- _Stored records_
· · · ·

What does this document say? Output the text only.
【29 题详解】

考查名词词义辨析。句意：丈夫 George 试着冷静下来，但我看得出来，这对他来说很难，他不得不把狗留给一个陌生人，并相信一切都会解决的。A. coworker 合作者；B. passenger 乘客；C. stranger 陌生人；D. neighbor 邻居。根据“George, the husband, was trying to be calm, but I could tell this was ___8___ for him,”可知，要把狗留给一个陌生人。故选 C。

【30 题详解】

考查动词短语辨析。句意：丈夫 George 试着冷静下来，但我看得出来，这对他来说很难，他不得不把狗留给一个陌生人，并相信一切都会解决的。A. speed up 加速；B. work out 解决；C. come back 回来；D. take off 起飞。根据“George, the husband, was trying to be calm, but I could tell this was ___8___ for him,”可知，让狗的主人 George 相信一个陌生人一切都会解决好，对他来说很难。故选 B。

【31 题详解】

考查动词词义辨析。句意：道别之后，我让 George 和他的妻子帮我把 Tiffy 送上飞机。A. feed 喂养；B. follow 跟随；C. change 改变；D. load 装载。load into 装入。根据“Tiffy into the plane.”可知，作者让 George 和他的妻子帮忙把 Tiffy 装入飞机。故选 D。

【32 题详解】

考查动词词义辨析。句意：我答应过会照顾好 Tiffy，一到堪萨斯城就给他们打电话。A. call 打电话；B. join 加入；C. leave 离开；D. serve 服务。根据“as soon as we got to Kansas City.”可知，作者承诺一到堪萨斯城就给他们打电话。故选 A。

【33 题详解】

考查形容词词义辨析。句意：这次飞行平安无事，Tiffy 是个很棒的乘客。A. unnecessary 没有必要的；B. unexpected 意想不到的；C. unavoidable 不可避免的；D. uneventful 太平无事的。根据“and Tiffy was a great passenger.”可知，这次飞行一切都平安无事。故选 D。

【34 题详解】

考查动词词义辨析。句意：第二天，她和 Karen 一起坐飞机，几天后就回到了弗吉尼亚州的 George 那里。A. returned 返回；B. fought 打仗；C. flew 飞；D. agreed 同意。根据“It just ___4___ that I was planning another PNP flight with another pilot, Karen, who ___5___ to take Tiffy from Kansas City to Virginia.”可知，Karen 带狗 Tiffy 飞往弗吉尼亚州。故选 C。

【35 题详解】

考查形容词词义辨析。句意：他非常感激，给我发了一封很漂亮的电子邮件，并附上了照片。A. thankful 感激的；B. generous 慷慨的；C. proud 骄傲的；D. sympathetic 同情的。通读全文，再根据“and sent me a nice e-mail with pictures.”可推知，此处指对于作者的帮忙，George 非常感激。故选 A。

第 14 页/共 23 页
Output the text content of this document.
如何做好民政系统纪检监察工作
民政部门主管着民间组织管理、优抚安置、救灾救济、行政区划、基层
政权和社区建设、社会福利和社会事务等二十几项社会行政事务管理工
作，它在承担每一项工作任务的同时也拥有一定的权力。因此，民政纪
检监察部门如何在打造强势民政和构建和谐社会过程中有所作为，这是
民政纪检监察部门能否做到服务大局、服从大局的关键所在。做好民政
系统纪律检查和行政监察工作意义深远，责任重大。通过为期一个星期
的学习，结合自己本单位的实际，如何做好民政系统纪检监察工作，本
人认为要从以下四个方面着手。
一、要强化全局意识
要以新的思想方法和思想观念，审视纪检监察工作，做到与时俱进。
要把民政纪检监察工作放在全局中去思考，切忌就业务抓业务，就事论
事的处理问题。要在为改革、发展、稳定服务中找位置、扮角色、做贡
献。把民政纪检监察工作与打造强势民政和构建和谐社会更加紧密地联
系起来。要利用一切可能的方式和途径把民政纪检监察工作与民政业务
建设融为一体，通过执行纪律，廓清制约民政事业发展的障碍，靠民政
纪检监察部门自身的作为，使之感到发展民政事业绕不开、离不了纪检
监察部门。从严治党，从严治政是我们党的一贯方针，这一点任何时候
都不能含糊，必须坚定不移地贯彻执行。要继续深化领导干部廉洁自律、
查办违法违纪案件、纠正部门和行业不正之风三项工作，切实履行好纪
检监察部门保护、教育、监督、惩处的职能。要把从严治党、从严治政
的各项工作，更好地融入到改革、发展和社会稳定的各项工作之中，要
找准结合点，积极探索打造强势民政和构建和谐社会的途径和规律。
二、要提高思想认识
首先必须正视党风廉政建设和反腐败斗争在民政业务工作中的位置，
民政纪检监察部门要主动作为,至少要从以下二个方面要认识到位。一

· · · ·

- _Set problem_
Filter the records, keeping only lines that contain "this", and show those lines.

- _Full response_
What does this document say? Output the text only.
考查名词词义辨析。句意：丈夫 George 试着冷静下来，但我看得出来，这对他来说很难，他不得不把狗留给一个陌生人，并相信一切都会解决的。A. coworker 合作者；B. passenger 乘客；C. stranger 陌生人；D. neighbor 邻居。根据“George, the husband, was trying to be calm, but I could tell this was ___8___ for him,”可知，要把狗留给一个陌生人。故选 C。
考查动词短语辨析。句意：丈夫 George 试着冷静下来，但我看得出来，这对他来说很难，他不得不把狗留给一个陌生人，并相信一切都会解决的。A. speed up 加速；B. work out 解决；C. come back 回来；D. take off 起飞。根据“George, the husband, was trying to be calm, but I could tell this was ___8___ for him,”可知，让狗的主人 George 相信一个陌生人一切都会解决好，对他来说很难。故选 B。
Output the text content of this document.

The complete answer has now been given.